EXERCISE DESCRIPTION → Produce an exact copy of all the records.

Dataset records:
·····

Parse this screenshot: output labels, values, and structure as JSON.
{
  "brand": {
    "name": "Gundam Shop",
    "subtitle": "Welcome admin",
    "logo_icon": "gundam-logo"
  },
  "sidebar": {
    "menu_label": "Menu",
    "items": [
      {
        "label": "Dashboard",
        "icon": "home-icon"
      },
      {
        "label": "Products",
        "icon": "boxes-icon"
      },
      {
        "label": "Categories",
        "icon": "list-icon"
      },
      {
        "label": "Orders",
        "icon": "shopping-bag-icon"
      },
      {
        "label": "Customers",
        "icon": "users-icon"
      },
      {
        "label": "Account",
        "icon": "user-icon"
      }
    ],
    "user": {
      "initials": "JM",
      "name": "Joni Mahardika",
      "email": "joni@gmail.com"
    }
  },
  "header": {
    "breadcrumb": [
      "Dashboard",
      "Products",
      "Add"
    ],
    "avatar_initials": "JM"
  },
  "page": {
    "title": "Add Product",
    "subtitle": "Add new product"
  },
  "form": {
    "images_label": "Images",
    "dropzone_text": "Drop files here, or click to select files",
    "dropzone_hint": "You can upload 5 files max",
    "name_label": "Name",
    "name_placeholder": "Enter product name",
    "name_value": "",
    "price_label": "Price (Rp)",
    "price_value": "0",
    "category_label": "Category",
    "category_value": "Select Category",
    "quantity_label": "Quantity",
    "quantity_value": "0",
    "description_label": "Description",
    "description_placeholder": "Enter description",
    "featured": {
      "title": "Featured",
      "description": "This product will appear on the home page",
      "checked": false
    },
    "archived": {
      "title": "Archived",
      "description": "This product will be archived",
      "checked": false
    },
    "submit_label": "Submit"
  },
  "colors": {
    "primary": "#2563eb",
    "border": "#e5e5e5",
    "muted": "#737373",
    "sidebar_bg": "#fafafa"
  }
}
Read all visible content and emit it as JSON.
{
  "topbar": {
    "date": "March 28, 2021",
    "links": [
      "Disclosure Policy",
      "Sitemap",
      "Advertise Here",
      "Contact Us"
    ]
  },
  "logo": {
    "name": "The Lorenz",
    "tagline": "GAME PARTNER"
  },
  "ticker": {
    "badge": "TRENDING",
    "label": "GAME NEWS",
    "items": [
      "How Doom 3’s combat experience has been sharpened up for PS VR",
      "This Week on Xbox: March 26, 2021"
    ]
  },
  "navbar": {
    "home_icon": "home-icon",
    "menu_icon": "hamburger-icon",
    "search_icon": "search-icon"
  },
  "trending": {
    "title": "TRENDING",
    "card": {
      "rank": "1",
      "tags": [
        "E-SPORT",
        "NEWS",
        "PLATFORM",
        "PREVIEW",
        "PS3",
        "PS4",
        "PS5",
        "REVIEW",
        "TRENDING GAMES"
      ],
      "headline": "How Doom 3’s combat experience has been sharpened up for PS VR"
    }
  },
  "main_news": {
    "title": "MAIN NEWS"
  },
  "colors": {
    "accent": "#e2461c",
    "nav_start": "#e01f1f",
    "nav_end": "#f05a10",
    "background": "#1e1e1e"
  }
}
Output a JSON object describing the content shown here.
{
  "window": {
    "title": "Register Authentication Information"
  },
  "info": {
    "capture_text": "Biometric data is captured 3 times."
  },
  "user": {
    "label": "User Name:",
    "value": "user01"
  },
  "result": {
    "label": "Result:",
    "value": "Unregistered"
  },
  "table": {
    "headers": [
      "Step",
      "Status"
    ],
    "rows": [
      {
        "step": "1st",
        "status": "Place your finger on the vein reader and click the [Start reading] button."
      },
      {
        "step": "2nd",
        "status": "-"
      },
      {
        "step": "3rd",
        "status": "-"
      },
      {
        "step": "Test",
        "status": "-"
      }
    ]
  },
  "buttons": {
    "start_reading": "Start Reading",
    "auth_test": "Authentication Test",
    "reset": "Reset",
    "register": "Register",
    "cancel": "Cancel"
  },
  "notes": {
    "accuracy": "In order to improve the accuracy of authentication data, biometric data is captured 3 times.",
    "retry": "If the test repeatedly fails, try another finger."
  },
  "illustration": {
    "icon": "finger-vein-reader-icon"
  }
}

·····

OUTPUT →
Parse this screenshot: output labels, values, and structure as JSON.
{
  "brand": {
    "name": "Gundam Shop",
    "subtitle": "Welcome admin",
    "logo_icon": "gundam-logo"
  },
  "sidebar": {
    "menu_label": "Menu",
    "items": [
      {
        "label": "Dashboard",
        "icon": "home-icon"
      },
      {
        "label": "Products",
        "icon": "boxes-icon"
      },
      {
        "label": "Categories",
        "icon": "list-icon"
      },
      {
        "label": "Orders",
        "icon": "shopping-bag-icon"
      },
      {
        "label": "Customers",
        "icon": "users-icon"
      },
      {
        "label": "Account",
        "icon": "user-icon"
      }
    ],
    "user": {
      "initials": "JM",
      "name": "Joni Mahardika",
      "email": "joni@gmail.com"
    }
  },
  "header": {
    "breadcrumb": [
      "Dashboard",
      "Products",
      "Add"
    ],
    "avatar_initials": "JM"
  },
  "page": {
    "title": "Add Product",
    "subtitle": "Add new product"
  },
  "form": {
    "images_label": "Images",
    "dropzone_text": "Drop files here, or click to select files",
    "dropzone_hint": "You can upload 5 files max",
    "name_label": "Name",
    "name_placeholder": "Enter product name",
    "name_value": "",
    "price_label": "Price (Rp)",
    "price_value": "0",
    "category_label": "Category",
    "category_value": "Select Category",
    "quantity_label": "Quantity",
    "quantity_value": "0",
    "description_label": "Description",
    "description_placeholder": "Enter description",
    "featured": {
      "title": "Featured",
      "description": "This product will appear on the home page",
      "checked": false
    },
    "archived": {
      "title": "Archived",
      "description": "This product will be archived",
      "checked": false
    },
    "submit_label": "Submit"
  },
  "colors": {
    "primary": "#2563eb",
    "border": "#e5e5e5",
    "muted": "#737373",
    "sidebar_bg": "#fafafa"
  }
}
Read all visible content and emit it as JSON.
{
  "topbar": {
    "date": "March 28, 2021",
    "links": [
      "Disclosure Policy",
      "Sitemap",
      "Advertise Here",
      "Contact Us"
    ]
  },
  "logo": {
    "name": "The Lorenz",
    "tagline": "GAME PARTNER"
  },
  "ticker": {
    "badge": "TRENDING",
    "label": "GAME NEWS",
    "items": [
      "How Doom 3’s combat experience has been sharpened up for PS VR",
      "This Week on Xbox: March 26, 2021"
    ]
  },
  "navbar": {
    "home_icon": "home-icon",
    "menu_icon": "hamburger-icon",
    "search_icon": "search-icon"
  },
  "trending": {
    "title": "TRENDING",
    "card": {
      "rank": "1",
      "tags": [
        "E-SPORT",
        "NEWS",
        "PLATFORM",
        "PREVIEW",
        "PS3",
        "PS4",
        "PS5",
        "REVIEW",
        "TRENDING GAMES"
      ],
      "headline": "How Doom 3’s combat experience has been sharpened up for PS VR"
    }
  },
  "main_news": {
    "title": "MAIN NEWS"
  },
  "colors": {
    "accent": "#e2461c",
    "nav_start": "#e01f1f",
    "nav_end": "#f05a10",
    "background": "#1e1e1e"
  }
}
Output a JSON object describing the content shown here.
{
  "window": {
    "title": "Register Authentication Information"
  },
  "info": {
    "capture_text": "Biometric data is captured 3 times."
  },
  "user": {
    "label": "User Name:",
    "value": "user01"
  },
  "result": {
    "label": "Result:",
    "value": "Unregistered"
  },
  "table": {
    "headers": [
      "Step",
      "Status"
    ],
    "rows": [
      {
        "step": "1st",
        "status": "Place your finger on the vein reader and click the [Start reading] button."
      },
      {
        "step": "2nd",
        "status": "-"
      },
      {
        "step": "3rd",
        "status": "-"
      },
      {
        "step": "Test",
        "status": "-"
      }
    ]
  },
  "buttons": {
    "start_reading": "Start Reading",
    "auth_test": "Authentication Test",
    "reset": "Reset",
    "register": "Register",
    "cancel": "Cancel"
  },
  "notes": {
    "accuracy": "In order to improve the accuracy of authentication data, biometric data is captured 3 times.",
    "retry": "If the test repeatedly fails, try another finger."
  },
  "illustration": {
    "icon": "finger-vein-reader-icon"
  }
}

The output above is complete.